EXERCISE TASK:
Keep every line where the word "있습니다" appears; drop the rest.

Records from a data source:

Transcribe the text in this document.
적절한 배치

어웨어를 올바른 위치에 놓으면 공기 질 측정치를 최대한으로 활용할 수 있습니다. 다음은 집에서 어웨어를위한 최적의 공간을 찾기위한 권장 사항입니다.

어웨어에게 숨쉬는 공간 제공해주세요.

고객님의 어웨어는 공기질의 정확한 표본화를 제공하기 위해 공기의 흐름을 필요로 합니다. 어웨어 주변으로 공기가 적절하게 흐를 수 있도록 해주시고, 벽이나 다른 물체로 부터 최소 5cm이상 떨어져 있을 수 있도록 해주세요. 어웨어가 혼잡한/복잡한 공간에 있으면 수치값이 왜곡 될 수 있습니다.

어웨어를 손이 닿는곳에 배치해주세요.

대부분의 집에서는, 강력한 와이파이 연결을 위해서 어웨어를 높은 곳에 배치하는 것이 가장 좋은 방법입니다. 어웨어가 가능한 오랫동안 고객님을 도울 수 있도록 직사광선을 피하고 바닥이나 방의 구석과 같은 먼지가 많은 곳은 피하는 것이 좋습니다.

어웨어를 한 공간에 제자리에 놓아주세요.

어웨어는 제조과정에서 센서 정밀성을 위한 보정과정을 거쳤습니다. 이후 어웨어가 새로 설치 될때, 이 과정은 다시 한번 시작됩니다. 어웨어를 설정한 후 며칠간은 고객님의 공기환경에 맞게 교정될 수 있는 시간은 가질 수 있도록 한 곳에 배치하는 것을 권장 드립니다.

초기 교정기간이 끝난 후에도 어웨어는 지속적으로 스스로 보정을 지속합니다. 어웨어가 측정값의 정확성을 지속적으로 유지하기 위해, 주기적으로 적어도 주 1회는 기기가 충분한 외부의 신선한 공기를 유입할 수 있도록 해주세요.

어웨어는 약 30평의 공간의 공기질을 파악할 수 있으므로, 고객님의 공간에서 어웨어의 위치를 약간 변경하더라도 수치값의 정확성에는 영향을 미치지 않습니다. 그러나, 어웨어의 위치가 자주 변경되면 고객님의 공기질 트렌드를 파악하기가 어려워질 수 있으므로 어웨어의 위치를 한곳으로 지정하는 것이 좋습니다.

FULL OUTPUT:
어웨어를 올바른 위치에 놓으면 공기 질 측정치를 최대한으로 활용할 수 있습니다. 다음은 집에서 어웨어를위한 최적의 공간을 찾기위한 권장 사항입니다.
고객님의 어웨어는 공기질의 정확한 표본화를 제공하기 위해 공기의 흐름을 필요로 합니다. 어웨어 주변으로 공기가 적절하게 흐를 수 있도록 해주시고, 벽이나 다른 물체로 부터 최소 5cm이상 떨어져 있을 수 있도록 해주세요. 어웨어가 혼잡한/복잡한 공간에 있으면 수치값이 왜곡 될 수 있습니다.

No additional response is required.